Pick out each line in the records below that contains the string "search" and copy it.
[Begin Provided records]
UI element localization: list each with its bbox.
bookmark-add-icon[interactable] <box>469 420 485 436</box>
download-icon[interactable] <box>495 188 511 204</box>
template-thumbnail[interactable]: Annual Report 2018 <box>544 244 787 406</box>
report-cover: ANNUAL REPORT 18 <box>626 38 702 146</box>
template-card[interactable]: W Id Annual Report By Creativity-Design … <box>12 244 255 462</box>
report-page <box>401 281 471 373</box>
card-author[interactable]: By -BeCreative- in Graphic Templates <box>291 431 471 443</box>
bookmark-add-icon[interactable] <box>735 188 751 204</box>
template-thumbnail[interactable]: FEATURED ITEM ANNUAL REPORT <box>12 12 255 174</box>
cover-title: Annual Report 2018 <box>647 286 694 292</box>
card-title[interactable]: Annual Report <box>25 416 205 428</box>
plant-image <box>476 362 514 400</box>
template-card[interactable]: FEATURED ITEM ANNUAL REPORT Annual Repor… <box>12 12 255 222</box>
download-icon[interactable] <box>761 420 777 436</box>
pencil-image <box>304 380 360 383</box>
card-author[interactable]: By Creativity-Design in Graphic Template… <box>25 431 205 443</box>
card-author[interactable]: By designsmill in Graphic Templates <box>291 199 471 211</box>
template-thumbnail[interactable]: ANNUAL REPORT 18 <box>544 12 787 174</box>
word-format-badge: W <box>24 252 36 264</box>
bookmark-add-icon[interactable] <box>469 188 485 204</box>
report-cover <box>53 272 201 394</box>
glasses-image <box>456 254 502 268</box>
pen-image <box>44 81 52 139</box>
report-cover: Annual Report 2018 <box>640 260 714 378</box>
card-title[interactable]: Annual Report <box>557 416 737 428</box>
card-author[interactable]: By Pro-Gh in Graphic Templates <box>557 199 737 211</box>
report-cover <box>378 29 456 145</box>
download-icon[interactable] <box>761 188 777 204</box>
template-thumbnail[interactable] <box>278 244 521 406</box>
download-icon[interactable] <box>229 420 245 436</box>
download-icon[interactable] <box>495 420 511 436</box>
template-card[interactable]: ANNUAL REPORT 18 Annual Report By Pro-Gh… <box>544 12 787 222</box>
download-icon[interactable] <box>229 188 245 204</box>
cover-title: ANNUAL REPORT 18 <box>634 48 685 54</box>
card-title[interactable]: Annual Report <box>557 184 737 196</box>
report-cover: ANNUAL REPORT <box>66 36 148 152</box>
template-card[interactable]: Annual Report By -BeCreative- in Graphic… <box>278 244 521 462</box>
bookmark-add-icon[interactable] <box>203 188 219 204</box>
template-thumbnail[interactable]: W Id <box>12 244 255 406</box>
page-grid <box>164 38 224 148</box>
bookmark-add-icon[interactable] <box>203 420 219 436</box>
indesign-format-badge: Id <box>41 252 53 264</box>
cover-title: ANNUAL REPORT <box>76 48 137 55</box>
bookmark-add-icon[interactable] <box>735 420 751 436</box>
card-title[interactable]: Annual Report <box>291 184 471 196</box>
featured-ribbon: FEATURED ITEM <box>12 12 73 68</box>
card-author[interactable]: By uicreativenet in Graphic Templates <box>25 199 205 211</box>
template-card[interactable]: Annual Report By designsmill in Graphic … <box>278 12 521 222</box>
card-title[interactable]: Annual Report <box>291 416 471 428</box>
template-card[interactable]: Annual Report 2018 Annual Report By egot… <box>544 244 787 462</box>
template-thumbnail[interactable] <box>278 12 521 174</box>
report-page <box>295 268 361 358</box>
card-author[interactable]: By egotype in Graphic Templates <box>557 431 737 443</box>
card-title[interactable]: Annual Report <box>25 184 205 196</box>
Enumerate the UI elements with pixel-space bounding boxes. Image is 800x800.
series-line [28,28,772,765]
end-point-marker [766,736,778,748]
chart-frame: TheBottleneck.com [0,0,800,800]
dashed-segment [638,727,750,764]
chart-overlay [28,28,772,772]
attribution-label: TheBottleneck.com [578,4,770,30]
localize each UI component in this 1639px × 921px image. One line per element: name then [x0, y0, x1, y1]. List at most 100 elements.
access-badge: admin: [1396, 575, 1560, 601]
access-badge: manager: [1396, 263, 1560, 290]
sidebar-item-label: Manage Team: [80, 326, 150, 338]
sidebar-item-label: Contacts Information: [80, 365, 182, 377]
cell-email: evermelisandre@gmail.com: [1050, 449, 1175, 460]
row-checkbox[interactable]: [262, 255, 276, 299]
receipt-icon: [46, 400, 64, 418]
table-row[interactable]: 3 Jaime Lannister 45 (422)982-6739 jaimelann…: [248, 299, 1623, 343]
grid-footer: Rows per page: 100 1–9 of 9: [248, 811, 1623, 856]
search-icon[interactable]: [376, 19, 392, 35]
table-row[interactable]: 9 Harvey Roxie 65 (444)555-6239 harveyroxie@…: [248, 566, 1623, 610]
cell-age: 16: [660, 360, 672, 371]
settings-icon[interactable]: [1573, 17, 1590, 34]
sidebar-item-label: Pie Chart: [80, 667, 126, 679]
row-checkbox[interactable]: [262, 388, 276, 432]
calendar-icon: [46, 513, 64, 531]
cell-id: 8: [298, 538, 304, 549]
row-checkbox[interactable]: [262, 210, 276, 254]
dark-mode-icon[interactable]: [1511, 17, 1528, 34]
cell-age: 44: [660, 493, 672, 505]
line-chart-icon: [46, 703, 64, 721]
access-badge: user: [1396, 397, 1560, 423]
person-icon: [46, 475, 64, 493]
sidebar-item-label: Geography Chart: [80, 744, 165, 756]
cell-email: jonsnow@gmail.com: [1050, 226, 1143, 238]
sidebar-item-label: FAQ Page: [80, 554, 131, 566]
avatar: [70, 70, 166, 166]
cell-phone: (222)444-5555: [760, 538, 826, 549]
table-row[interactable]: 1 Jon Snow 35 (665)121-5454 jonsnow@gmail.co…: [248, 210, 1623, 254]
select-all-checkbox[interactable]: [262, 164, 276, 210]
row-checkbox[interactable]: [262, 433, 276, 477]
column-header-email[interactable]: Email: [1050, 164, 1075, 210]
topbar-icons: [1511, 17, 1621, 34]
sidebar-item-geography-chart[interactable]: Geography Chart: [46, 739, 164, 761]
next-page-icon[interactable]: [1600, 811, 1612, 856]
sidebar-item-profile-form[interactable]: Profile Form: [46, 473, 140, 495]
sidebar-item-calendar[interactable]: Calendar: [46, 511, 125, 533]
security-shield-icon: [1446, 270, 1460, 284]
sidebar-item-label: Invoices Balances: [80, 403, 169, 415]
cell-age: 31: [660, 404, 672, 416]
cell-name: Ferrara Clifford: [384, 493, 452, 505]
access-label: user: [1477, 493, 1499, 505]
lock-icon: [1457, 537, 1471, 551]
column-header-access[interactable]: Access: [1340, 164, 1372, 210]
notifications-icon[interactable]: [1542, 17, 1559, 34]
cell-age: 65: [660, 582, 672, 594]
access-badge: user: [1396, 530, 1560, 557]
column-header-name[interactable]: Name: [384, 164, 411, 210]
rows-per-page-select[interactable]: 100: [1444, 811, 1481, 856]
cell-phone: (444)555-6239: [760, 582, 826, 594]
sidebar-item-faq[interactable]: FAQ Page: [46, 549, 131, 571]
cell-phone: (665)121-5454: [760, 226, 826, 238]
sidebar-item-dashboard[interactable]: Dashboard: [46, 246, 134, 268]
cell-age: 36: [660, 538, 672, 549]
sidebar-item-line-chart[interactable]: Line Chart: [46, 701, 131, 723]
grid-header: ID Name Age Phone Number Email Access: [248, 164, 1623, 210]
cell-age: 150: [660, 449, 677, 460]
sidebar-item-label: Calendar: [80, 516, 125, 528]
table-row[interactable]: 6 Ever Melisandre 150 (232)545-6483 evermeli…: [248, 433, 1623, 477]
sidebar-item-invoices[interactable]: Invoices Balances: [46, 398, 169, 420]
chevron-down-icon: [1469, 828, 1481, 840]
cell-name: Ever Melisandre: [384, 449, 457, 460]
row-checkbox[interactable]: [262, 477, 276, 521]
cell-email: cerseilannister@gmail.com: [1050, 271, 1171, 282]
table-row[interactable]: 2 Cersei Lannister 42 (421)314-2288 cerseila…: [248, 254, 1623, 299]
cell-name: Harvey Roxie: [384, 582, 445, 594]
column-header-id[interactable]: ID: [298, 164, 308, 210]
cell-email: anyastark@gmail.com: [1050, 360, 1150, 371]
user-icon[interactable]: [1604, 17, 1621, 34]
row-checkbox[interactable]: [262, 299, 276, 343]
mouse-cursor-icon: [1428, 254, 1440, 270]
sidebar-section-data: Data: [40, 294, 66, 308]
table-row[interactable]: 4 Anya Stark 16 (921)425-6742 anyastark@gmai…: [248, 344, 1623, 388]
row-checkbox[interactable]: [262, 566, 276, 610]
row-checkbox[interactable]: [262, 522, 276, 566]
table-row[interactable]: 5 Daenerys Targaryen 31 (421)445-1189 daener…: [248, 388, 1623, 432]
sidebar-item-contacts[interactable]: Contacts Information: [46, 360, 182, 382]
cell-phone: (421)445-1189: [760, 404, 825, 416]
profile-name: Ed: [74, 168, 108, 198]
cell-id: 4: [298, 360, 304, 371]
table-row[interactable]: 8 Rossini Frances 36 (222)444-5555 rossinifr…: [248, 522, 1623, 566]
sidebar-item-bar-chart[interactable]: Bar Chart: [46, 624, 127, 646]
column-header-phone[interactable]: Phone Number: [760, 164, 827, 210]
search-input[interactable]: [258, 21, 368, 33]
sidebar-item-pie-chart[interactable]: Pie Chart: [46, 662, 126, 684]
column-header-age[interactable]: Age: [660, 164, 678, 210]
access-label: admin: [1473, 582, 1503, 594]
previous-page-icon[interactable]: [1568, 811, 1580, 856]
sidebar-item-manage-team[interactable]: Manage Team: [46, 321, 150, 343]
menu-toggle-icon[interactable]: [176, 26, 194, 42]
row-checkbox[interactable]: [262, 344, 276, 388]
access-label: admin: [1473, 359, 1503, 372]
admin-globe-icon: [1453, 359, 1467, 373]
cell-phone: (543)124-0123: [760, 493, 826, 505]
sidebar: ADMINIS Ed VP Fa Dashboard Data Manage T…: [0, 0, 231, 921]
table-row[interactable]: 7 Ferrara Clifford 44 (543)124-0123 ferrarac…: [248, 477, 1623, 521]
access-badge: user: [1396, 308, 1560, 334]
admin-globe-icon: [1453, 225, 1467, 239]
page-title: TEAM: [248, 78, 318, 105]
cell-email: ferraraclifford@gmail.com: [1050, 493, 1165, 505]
[End Provided records]
▶ Response below:
search-icon[interactable]: [376, 19, 392, 35]
search-input[interactable]: [258, 21, 368, 33]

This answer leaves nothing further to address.